------ Stored rows

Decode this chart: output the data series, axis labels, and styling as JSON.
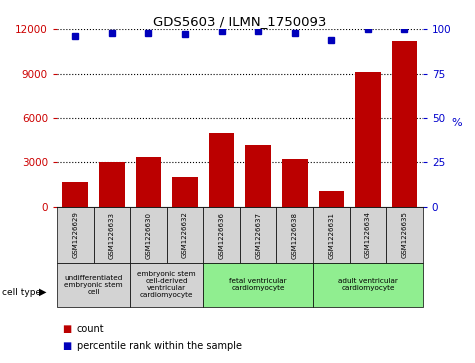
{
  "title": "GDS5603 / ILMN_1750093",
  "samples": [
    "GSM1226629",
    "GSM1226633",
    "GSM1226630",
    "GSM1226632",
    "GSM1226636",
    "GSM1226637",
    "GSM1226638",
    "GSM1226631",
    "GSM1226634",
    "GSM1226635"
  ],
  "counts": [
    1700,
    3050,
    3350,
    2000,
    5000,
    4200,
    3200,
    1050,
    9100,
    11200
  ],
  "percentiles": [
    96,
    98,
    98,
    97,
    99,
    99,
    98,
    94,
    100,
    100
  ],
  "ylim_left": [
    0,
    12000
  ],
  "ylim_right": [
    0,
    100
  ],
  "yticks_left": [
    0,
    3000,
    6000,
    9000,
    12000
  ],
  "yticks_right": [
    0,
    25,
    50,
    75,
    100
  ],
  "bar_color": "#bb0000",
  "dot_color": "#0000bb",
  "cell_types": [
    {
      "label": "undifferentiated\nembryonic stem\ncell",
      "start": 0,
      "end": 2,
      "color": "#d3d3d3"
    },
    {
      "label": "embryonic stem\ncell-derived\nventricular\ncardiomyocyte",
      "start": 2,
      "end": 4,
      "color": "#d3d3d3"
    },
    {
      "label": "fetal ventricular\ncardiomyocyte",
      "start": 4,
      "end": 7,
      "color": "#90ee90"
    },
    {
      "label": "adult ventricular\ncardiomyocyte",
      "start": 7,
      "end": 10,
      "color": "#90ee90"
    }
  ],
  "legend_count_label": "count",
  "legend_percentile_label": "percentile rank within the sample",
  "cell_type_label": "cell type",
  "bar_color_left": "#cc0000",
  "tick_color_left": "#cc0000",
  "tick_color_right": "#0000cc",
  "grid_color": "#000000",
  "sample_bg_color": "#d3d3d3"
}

------------

_Your objective_: Output the records above exactly as they are, leaving out the pictures.

_Output for this task_:
Decode this chart: output the data series, axis labels, and styling as JSON.
{
  "title": "GDS5603 / ILMN_1750093",
  "samples": [
    "GSM1226629",
    "GSM1226633",
    "GSM1226630",
    "GSM1226632",
    "GSM1226636",
    "GSM1226637",
    "GSM1226638",
    "GSM1226631",
    "GSM1226634",
    "GSM1226635"
  ],
  "counts": [
    1700,
    3050,
    3350,
    2000,
    5000,
    4200,
    3200,
    1050,
    9100,
    11200
  ],
  "percentiles": [
    96,
    98,
    98,
    97,
    99,
    99,
    98,
    94,
    100,
    100
  ],
  "ylim_left": [
    0,
    12000
  ],
  "ylim_right": [
    0,
    100
  ],
  "yticks_left": [
    0,
    3000,
    6000,
    9000,
    12000
  ],
  "yticks_right": [
    0,
    25,
    50,
    75,
    100
  ],
  "bar_color": "#bb0000",
  "dot_color": "#0000bb",
  "cell_types": [
    {
      "label": "undifferentiated\nembryonic stem\ncell",
      "start": 0,
      "end": 2,
      "color": "#d3d3d3"
    },
    {
      "label": "embryonic stem\ncell-derived\nventricular\ncardiomyocyte",
      "start": 2,
      "end": 4,
      "color": "#d3d3d3"
    },
    {
      "label": "fetal ventricular\ncardiomyocyte",
      "start": 4,
      "end": 7,
      "color": "#90ee90"
    },
    {
      "label": "adult ventricular\ncardiomyocyte",
      "start": 7,
      "end": 10,
      "color": "#90ee90"
    }
  ],
  "legend_count_label": "count",
  "legend_percentile_label": "percentile rank within the sample",
  "cell_type_label": "cell type",
  "bar_color_left": "#cc0000",
  "tick_color_left": "#cc0000",
  "tick_color_right": "#0000cc",
  "grid_color": "#000000",
  "sample_bg_color": "#d3d3d3"
}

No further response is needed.